Reproduce all of the data exactly, with no line skipped.

** START OF Information given **

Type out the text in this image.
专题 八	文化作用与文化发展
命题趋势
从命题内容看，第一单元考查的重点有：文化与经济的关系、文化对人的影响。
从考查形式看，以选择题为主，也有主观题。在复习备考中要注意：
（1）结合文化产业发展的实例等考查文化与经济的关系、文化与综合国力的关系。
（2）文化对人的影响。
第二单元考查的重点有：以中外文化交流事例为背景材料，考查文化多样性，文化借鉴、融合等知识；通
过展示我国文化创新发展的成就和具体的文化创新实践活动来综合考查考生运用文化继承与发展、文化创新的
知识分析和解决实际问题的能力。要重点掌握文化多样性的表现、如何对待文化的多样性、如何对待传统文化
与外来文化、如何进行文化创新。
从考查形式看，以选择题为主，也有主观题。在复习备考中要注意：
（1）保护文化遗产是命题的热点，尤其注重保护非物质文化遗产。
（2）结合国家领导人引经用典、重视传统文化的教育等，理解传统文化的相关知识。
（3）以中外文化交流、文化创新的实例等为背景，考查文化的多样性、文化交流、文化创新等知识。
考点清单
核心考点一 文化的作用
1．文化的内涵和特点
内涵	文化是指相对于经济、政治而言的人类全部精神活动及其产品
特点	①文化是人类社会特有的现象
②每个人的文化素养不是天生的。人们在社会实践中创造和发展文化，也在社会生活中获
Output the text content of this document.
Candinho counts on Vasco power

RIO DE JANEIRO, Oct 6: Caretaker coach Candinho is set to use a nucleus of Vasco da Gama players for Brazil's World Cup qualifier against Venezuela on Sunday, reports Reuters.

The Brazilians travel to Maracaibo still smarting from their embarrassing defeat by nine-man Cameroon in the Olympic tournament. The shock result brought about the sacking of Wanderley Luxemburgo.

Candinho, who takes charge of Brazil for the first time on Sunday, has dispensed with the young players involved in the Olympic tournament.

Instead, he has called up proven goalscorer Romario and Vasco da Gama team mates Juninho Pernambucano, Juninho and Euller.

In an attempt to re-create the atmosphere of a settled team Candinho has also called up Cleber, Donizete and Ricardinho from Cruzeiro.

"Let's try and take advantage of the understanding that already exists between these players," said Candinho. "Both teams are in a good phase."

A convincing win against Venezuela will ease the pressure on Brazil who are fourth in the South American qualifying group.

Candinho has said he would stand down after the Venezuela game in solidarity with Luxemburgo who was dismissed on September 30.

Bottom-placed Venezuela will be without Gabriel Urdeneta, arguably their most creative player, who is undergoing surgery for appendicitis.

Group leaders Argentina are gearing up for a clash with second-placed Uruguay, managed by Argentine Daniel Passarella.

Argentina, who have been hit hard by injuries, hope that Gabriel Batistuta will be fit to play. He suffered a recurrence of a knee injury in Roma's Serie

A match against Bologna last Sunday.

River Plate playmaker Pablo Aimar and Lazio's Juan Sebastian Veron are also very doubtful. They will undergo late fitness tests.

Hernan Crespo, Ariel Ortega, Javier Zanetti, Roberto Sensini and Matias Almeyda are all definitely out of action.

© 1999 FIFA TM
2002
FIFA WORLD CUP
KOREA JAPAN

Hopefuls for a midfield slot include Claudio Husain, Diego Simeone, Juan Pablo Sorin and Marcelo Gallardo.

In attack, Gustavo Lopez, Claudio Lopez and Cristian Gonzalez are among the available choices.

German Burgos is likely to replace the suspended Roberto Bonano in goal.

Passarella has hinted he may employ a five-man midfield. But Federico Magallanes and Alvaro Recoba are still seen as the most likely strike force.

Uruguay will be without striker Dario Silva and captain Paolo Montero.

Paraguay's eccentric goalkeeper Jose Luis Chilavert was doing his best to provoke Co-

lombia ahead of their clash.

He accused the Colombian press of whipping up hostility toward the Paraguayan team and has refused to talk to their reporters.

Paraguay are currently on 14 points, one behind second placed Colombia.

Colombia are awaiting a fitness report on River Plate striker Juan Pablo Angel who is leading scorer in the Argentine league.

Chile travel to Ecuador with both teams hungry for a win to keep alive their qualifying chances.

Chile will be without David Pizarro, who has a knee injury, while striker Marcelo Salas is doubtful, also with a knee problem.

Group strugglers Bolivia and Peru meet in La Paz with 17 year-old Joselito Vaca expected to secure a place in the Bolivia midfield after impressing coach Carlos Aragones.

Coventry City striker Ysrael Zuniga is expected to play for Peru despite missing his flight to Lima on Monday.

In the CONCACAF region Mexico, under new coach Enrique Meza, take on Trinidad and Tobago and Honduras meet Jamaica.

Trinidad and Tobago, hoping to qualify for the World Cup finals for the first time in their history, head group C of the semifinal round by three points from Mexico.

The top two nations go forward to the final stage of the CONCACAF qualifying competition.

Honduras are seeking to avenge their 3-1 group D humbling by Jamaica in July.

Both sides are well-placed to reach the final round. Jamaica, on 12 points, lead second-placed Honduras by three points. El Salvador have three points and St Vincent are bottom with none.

** END OF Information given **

-- Task result --
Type out the text in this image.
专题 八	文化作用与文化发展
命题趋势
从命题内容看，第一单元考查的重点有：文化与经济的关系、文化对人的影响。
从考查形式看，以选择题为主，也有主观题。在复习备考中要注意：
（1）结合文化产业发展的实例等考查文化与经济的关系、文化与综合国力的关系。
（2）文化对人的影响。
第二单元考查的重点有：以中外文化交流事例为背景材料，考查文化多样性，文化借鉴、融合等知识；通
过展示我国文化创新发展的成就和具体的文化创新实践活动来综合考查考生运用文化继承与发展、文化创新的
知识分析和解决实际问题的能力。要重点掌握文化多样性的表现、如何对待文化的多样性、如何对待传统文化
与外来文化、如何进行文化创新。
从考查形式看，以选择题为主，也有主观题。在复习备考中要注意：
（1）保护文化遗产是命题的热点，尤其注重保护非物质文化遗产。
（2）结合国家领导人引经用典、重视传统文化的教育等，理解传统文化的相关知识。
（3）以中外文化交流、文化创新的实例等为背景，考查文化的多样性、文化交流、文化创新等知识。
考点清单
核心考点一 文化的作用
1．文化的内涵和特点
内涵	文化是指相对于经济、政治而言的人类全部精神活动及其产品
特点	①文化是人类社会特有的现象
②每个人的文化素养不是天生的。人们在社会实践中创造和发展文化，也在社会生活中获
Output the text content of this document.
Candinho counts on Vasco power

RIO DE JANEIRO, Oct 6: Caretaker coach Candinho is set to use a nucleus of Vasco da Gama players for Brazil's World Cup qualifier against Venezuela on Sunday, reports Reuters.

The Brazilians travel to Maracaibo still smarting from their embarrassing defeat by nine-man Cameroon in the Olympic tournament. The shock result brought about the sacking of Wanderley Luxemburgo.

Candinho, who takes charge of Brazil for the first time on Sunday, has dispensed with the young players involved in the Olympic tournament.

Instead, he has called up proven goalscorer Romario and Vasco da Gama team mates Juninho Pernambucano, Juninho and Euller.

In an attempt to re-create the atmosphere of a settled team Candinho has also called up Cleber, Donizete and Ricardinho from Cruzeiro.

"Let's try and take advantage of the understanding that already exists between these players," said Candinho. "Both teams are in a good phase."

A convincing win against Venezuela will ease the pressure on Brazil who are fourth in the South American qualifying group.

Candinho has said he would stand down after the Venezuela game in solidarity with Luxemburgo who was dismissed on September 30.

Bottom-placed Venezuela will be without Gabriel Urdeneta, arguably their most creative player, who is undergoing surgery for appendicitis.

Group leaders Argentina are gearing up for a clash with second-placed Uruguay, managed by Argentine Daniel Passarella.

Argentina, who have been hit hard by injuries, hope that Gabriel Batistuta will be fit to play. He suffered a recurrence of a knee injury in Roma's Serie

A match against Bologna last Sunday.

River Plate playmaker Pablo Aimar and Lazio's Juan Sebastian Veron are also very doubtful. They will undergo late fitness tests.

Hernan Crespo, Ariel Ortega, Javier Zanetti, Roberto Sensini and Matias Almeyda are all definitely out of action.

© 1999 FIFA TM
2002
FIFA WORLD CUP
KOREA JAPAN

Hopefuls for a midfield slot include Claudio Husain, Diego Simeone, Juan Pablo Sorin and Marcelo Gallardo.

In attack, Gustavo Lopez, Claudio Lopez and Cristian Gonzalez are among the available choices.

German Burgos is likely to replace the suspended Roberto Bonano in goal.

Passarella has hinted he may employ a five-man midfield. But Federico Magallanes and Alvaro Recoba are still seen as the most likely strike force.

Uruguay will be without striker Dario Silva and captain Paolo Montero.

Paraguay's eccentric goalkeeper Jose Luis Chilavert was doing his best to provoke Co-

lombia ahead of their clash.

He accused the Colombian press of whipping up hostility toward the Paraguayan team and has refused to talk to their reporters.

Paraguay are currently on 14 points, one behind second placed Colombia.

Colombia are awaiting a fitness report on River Plate striker Juan Pablo Angel who is leading scorer in the Argentine league.

Chile travel to Ecuador with both teams hungry for a win to keep alive their qualifying chances.

Chile will be without David Pizarro, who has a knee injury, while striker Marcelo Salas is doubtful, also with a knee problem.

Group strugglers Bolivia and Peru meet in La Paz with 17 year-old Joselito Vaca expected to secure a place in the Bolivia midfield after impressing coach Carlos Aragones.

Coventry City striker Ysrael Zuniga is expected to play for Peru despite missing his flight to Lima on Monday.

In the CONCACAF region Mexico, under new coach Enrique Meza, take on Trinidad and Tobago and Honduras meet Jamaica.

Trinidad and Tobago, hoping to qualify for the World Cup finals for the first time in their history, head group C of the semifinal round by three points from Mexico.

The top two nations go forward to the final stage of the CONCACAF qualifying competition.

Honduras are seeking to avenge their 3-1 group D humbling by Jamaica in July.

Both sides are well-placed to reach the final round. Jamaica, on 12 points, lead second-placed Honduras by three points. El Salvador have three points and St Vincent are bottom with none.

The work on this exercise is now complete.